Short exercise. Look through the entries below and report how many lines hold the string "into". Only the number is wanted.

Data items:

● ● ● ● ● ● ●

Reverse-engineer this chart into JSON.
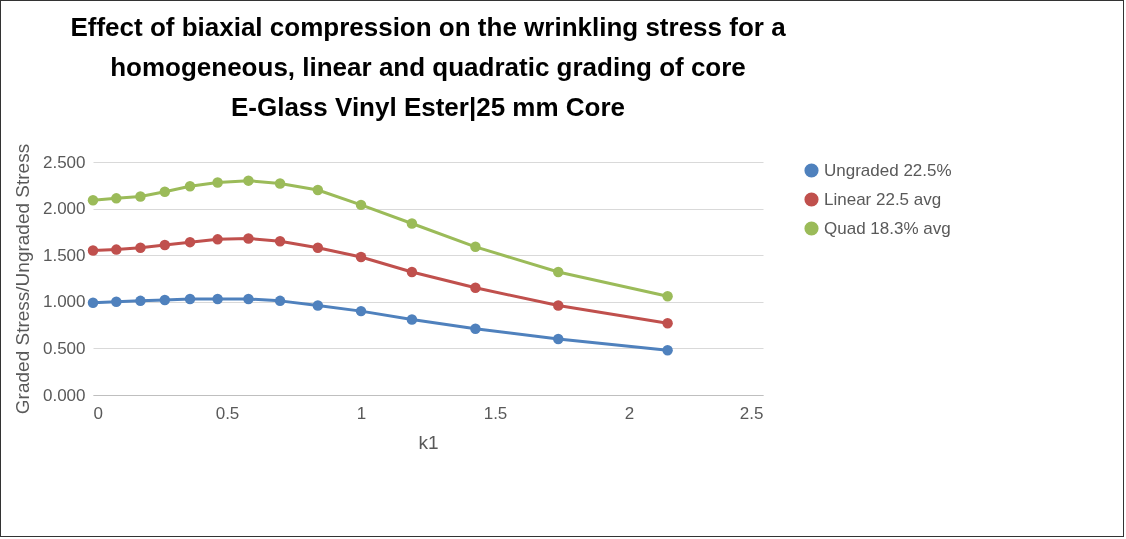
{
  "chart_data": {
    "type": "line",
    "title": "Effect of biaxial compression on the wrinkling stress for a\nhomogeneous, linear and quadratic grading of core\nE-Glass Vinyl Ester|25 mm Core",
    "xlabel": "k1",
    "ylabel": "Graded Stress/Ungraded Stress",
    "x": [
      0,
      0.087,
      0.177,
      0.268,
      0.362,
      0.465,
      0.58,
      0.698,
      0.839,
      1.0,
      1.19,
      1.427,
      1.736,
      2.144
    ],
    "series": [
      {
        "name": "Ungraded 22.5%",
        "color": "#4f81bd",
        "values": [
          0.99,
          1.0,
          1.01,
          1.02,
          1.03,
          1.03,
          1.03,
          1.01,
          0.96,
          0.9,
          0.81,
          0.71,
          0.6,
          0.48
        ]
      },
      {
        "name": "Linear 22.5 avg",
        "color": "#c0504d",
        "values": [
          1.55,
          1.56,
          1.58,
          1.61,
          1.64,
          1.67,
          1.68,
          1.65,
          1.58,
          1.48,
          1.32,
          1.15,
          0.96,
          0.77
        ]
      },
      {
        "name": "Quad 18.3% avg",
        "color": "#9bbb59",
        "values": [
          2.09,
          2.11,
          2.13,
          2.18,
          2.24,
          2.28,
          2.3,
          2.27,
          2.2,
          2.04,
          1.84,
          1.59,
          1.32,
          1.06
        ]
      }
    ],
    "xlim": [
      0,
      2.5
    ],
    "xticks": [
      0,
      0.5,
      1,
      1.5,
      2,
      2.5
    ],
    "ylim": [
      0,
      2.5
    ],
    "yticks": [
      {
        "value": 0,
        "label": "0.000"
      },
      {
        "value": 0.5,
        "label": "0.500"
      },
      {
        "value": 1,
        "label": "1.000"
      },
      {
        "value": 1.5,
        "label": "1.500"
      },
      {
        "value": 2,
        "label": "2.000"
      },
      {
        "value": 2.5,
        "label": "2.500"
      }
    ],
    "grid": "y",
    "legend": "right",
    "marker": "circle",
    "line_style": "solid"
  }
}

● ● ● ● ● ● ●

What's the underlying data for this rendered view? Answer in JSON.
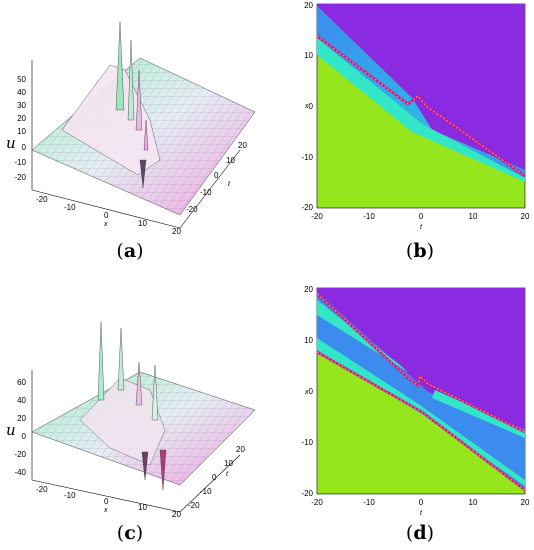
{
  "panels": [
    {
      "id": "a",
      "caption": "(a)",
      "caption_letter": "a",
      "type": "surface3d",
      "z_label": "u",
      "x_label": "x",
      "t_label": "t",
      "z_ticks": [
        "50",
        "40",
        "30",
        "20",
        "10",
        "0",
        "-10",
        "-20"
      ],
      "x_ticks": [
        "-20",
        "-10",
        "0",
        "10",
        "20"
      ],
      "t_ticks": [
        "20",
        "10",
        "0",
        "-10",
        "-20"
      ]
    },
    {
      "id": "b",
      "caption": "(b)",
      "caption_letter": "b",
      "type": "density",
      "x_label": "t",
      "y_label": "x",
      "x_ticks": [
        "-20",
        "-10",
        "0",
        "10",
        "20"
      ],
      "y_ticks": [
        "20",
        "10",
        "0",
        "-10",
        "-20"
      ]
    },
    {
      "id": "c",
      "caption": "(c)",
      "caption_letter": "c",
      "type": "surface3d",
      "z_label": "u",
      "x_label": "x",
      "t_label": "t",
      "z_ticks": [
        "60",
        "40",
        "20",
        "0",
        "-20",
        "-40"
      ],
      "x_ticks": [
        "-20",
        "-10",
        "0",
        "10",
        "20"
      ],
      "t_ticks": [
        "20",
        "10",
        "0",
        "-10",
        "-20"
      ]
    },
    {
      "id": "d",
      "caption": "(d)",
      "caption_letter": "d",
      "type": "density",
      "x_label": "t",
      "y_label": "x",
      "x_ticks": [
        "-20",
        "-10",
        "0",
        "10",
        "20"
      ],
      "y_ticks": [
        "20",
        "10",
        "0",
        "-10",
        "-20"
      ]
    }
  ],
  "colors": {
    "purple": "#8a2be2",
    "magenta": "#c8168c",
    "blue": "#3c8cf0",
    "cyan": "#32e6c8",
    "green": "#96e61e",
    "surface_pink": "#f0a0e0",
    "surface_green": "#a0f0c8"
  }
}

● ● ● ● ● ● ●

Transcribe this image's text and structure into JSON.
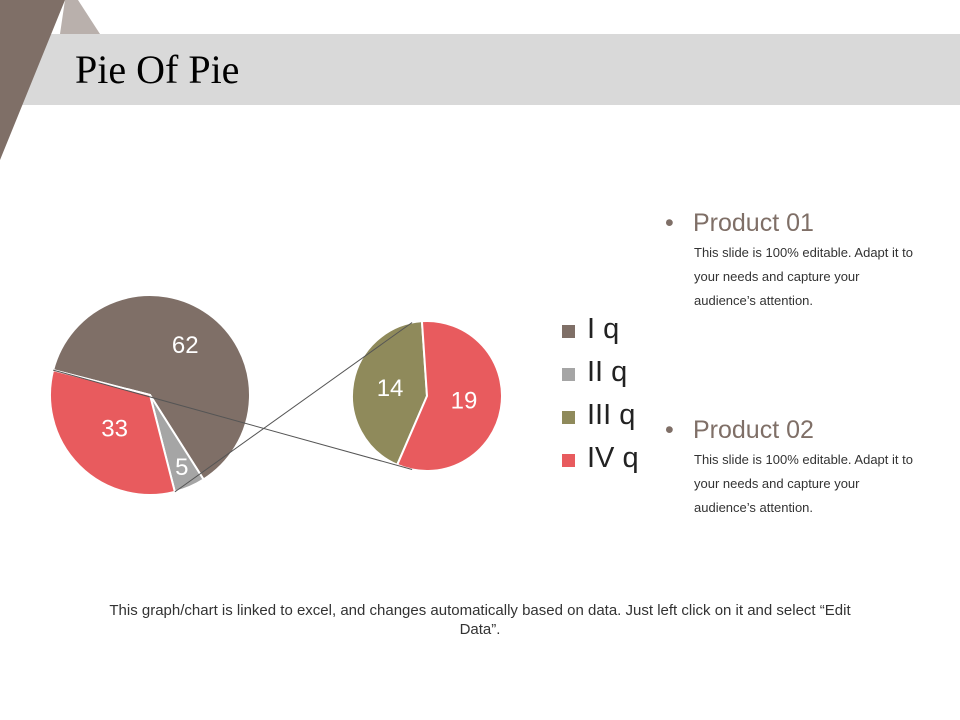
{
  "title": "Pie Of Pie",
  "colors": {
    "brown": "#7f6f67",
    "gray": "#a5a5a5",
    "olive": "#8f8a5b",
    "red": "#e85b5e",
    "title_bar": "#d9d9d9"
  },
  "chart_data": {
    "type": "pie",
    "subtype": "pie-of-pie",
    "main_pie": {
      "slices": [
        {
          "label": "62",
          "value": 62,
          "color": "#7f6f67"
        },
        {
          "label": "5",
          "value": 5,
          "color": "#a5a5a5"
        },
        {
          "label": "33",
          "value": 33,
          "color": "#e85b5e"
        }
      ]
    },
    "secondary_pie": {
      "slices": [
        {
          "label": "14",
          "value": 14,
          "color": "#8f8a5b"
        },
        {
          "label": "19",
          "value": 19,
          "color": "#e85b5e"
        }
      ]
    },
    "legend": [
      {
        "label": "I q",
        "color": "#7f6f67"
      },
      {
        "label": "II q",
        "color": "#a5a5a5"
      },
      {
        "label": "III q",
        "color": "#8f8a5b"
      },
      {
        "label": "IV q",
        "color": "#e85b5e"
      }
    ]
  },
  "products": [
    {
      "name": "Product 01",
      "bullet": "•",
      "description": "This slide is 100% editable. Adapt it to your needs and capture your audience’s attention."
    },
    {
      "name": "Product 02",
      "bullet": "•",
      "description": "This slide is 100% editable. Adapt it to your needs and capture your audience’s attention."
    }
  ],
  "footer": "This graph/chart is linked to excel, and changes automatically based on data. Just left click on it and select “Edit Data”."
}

● ● ● ● ● ● ●

Solution to the problem. 2